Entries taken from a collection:
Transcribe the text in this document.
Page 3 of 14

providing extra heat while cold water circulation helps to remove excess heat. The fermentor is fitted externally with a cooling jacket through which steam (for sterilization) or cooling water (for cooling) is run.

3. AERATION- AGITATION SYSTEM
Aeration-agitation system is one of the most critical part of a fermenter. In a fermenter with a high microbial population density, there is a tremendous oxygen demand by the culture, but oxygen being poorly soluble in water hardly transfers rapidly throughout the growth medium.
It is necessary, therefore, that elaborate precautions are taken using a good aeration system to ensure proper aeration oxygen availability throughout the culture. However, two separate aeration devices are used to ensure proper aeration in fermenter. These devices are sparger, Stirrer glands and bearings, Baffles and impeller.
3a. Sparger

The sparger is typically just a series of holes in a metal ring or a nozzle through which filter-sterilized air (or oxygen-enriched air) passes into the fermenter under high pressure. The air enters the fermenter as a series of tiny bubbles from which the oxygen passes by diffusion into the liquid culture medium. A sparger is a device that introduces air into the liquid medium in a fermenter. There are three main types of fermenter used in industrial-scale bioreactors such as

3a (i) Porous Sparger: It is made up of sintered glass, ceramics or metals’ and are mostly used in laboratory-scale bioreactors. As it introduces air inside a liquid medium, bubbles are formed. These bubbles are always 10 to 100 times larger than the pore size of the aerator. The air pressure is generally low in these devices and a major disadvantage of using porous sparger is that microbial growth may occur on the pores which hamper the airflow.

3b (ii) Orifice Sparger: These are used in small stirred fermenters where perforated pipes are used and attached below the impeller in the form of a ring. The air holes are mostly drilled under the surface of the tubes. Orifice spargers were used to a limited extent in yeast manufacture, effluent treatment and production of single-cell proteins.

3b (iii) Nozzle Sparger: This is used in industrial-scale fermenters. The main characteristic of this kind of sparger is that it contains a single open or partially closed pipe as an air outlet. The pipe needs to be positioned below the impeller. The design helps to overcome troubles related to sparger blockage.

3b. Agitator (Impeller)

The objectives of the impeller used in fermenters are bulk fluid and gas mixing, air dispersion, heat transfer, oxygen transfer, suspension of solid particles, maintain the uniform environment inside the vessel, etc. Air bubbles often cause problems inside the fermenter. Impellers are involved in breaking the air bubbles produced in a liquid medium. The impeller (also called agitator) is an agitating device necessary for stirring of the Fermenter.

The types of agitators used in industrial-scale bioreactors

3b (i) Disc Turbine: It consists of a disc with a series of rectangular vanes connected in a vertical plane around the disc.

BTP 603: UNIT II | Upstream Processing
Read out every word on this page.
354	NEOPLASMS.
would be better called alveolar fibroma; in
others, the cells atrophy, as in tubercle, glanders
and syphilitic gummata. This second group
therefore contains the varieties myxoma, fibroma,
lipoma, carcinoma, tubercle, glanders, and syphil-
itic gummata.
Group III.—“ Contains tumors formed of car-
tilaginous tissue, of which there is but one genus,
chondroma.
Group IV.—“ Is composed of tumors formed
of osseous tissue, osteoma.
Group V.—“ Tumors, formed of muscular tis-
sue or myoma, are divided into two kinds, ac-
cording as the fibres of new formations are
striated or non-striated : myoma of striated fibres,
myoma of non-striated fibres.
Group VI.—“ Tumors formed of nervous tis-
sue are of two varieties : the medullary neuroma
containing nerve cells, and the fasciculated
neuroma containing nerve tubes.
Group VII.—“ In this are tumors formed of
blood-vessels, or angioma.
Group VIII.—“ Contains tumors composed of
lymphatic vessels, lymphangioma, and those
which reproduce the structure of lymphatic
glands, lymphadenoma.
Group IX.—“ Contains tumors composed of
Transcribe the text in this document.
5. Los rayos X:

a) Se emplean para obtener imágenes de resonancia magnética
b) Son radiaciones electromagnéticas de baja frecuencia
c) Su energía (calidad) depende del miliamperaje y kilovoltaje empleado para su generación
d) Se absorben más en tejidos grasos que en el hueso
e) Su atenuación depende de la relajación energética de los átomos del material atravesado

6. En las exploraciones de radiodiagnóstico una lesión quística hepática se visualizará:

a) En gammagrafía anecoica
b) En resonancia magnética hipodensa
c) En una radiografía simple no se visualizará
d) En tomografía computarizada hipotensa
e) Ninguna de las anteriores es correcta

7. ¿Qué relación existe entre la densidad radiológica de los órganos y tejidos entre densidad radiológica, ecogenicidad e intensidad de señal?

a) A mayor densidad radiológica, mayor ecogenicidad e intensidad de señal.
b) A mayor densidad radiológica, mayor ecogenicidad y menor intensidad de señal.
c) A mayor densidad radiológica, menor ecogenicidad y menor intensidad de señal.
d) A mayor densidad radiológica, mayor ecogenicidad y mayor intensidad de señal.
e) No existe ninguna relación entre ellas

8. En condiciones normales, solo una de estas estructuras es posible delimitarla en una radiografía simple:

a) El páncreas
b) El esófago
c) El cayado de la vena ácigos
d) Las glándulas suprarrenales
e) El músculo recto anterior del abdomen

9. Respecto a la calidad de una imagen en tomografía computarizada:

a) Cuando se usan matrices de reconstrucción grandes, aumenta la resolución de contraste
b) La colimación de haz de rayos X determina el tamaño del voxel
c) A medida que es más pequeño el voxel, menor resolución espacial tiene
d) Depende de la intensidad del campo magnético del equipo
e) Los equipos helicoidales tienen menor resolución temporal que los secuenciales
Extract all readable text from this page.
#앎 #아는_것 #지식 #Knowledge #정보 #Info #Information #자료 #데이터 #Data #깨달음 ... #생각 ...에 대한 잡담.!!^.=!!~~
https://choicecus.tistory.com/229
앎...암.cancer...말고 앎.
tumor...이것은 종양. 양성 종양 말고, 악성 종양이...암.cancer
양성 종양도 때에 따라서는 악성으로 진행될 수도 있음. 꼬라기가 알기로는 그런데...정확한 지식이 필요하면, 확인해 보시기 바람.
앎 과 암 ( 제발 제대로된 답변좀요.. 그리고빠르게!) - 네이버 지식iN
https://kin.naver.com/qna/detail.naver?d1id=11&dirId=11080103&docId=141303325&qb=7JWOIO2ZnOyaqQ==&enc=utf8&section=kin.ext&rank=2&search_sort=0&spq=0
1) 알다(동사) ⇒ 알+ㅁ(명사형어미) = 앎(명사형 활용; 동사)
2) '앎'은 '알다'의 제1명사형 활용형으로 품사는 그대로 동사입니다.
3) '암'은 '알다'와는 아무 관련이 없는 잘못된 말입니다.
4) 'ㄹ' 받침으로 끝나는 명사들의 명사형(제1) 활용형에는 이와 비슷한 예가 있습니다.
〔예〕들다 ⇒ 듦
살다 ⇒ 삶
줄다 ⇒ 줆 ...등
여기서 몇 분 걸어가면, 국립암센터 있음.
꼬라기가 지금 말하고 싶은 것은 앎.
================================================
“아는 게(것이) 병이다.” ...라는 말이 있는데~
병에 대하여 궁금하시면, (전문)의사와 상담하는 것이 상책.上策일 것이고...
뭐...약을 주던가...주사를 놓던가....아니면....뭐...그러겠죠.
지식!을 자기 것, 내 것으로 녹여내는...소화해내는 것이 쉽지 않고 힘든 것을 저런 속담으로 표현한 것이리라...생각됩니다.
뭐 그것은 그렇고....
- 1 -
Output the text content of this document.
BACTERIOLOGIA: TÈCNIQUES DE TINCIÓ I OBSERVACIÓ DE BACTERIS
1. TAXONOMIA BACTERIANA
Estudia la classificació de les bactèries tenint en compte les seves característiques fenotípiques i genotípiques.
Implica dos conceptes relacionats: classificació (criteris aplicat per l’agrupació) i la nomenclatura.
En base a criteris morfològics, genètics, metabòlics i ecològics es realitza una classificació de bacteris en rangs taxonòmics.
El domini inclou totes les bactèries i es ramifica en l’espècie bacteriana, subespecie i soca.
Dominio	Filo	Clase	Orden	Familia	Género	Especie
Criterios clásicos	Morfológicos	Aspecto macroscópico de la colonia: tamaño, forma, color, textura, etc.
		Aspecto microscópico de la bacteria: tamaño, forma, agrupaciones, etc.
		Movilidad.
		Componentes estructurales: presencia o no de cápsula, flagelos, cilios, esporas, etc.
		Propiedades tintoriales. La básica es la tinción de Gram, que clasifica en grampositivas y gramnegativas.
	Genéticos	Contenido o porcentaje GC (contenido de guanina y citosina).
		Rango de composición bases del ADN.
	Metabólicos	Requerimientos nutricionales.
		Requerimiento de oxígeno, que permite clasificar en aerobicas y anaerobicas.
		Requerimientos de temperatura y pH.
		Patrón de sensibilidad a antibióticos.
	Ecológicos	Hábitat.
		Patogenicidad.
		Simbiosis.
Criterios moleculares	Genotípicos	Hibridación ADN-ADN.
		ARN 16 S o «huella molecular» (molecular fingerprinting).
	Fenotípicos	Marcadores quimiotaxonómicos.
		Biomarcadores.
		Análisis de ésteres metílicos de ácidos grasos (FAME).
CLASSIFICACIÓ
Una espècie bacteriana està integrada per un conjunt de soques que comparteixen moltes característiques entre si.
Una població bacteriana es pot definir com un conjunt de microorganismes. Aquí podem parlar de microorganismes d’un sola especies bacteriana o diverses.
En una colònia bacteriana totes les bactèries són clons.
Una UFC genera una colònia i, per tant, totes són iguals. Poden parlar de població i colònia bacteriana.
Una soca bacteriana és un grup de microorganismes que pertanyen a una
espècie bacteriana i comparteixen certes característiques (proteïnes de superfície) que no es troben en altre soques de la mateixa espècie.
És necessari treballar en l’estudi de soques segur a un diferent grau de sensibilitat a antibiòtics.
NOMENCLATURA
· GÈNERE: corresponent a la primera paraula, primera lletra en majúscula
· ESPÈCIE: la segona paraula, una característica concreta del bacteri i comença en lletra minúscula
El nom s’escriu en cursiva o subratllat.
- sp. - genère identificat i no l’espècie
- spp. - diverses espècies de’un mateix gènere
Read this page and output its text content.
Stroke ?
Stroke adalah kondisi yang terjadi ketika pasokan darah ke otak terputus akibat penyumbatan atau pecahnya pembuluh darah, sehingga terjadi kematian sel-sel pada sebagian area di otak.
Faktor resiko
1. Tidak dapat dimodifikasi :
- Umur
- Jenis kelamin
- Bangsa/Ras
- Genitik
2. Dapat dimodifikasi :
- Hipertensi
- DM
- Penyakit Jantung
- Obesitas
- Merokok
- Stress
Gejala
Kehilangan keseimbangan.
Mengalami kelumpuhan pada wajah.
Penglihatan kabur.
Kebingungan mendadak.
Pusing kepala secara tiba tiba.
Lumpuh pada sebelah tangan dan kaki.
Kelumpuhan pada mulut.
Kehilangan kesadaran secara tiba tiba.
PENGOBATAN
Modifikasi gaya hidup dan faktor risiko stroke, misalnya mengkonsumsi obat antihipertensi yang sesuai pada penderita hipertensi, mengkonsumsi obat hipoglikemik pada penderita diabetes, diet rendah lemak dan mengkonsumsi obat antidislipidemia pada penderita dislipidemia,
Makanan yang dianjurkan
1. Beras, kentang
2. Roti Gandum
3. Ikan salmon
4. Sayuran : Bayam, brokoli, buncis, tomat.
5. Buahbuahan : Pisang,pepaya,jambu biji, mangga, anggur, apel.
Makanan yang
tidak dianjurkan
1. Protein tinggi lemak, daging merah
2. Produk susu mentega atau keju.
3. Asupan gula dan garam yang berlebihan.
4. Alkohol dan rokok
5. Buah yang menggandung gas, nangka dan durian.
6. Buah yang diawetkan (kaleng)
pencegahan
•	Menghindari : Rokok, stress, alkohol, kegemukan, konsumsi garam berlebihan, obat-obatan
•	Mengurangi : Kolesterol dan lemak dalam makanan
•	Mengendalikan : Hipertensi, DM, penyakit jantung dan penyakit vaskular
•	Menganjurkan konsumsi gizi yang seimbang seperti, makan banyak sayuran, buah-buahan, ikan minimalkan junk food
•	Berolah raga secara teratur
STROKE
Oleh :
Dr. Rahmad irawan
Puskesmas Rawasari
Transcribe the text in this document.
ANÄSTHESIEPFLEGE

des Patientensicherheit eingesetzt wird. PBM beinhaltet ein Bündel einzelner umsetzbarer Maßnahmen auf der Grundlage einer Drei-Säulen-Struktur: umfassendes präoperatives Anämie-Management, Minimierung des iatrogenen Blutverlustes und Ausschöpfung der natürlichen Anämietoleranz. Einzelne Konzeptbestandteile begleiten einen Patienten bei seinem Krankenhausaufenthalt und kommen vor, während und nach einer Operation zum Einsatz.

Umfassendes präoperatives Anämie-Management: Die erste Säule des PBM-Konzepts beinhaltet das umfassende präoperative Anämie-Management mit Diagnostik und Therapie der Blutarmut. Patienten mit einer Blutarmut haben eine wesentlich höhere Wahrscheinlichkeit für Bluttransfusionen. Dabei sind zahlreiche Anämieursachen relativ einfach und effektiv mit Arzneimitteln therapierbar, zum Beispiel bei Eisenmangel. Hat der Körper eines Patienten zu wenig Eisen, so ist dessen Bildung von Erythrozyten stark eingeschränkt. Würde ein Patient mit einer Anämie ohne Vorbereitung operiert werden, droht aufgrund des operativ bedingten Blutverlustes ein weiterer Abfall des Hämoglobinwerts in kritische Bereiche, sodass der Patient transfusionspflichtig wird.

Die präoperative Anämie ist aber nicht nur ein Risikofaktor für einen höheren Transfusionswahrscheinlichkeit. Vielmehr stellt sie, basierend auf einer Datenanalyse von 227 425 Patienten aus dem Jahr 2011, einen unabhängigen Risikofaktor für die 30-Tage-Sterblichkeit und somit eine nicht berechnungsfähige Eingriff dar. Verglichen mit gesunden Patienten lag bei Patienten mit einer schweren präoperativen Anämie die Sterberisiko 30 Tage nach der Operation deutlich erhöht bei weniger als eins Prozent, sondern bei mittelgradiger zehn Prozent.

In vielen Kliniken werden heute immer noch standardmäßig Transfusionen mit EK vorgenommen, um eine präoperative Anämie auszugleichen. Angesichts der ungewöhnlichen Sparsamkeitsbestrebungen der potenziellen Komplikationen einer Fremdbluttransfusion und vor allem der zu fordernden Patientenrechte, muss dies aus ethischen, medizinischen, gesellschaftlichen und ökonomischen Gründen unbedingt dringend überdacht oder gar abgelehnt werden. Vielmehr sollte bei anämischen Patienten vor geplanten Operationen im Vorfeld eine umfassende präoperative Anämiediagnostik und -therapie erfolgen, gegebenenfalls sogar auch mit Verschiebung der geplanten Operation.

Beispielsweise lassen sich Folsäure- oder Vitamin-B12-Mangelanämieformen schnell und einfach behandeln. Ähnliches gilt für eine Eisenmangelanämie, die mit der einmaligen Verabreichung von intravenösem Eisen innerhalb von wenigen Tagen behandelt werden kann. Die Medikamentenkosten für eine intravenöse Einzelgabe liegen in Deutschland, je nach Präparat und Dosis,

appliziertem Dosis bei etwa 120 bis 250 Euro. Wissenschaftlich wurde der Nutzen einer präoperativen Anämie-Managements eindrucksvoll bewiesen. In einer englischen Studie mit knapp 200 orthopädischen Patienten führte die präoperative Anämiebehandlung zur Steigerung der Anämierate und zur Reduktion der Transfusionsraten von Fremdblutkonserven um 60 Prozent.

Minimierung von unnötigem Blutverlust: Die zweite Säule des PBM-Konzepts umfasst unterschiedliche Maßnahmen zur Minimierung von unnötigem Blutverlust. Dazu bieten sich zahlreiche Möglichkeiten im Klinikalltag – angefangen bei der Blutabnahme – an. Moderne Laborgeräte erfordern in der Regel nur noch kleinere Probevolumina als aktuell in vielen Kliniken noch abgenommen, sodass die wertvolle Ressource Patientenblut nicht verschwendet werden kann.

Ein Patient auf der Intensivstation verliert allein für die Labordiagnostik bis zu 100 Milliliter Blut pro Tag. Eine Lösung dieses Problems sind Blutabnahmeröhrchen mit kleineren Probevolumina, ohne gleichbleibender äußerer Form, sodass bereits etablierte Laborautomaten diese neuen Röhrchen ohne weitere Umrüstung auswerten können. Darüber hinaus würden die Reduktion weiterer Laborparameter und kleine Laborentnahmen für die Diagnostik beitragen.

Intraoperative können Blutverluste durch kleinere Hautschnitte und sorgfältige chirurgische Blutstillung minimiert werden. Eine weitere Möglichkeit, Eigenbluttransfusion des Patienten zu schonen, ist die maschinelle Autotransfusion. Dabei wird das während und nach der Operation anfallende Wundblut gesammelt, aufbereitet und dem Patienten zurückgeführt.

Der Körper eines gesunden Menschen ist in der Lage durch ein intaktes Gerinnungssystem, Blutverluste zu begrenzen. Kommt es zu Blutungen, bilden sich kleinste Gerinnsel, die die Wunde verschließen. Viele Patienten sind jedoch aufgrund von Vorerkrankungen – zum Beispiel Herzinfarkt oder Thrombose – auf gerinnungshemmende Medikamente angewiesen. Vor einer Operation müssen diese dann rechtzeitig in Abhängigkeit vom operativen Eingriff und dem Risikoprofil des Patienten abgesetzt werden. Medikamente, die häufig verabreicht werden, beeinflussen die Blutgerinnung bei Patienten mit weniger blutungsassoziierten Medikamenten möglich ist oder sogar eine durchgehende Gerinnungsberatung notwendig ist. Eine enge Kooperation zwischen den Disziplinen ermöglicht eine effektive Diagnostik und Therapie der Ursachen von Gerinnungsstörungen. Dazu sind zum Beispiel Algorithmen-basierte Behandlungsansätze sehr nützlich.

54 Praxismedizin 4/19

• _THE TASK_
Identify the lines in the entries above that contain "neuroma", then copy them out.

• _ANSWER TO THE EXERCISE_
sue are of two varieties : the medullary neuroma
neuroma containing nerve tubes.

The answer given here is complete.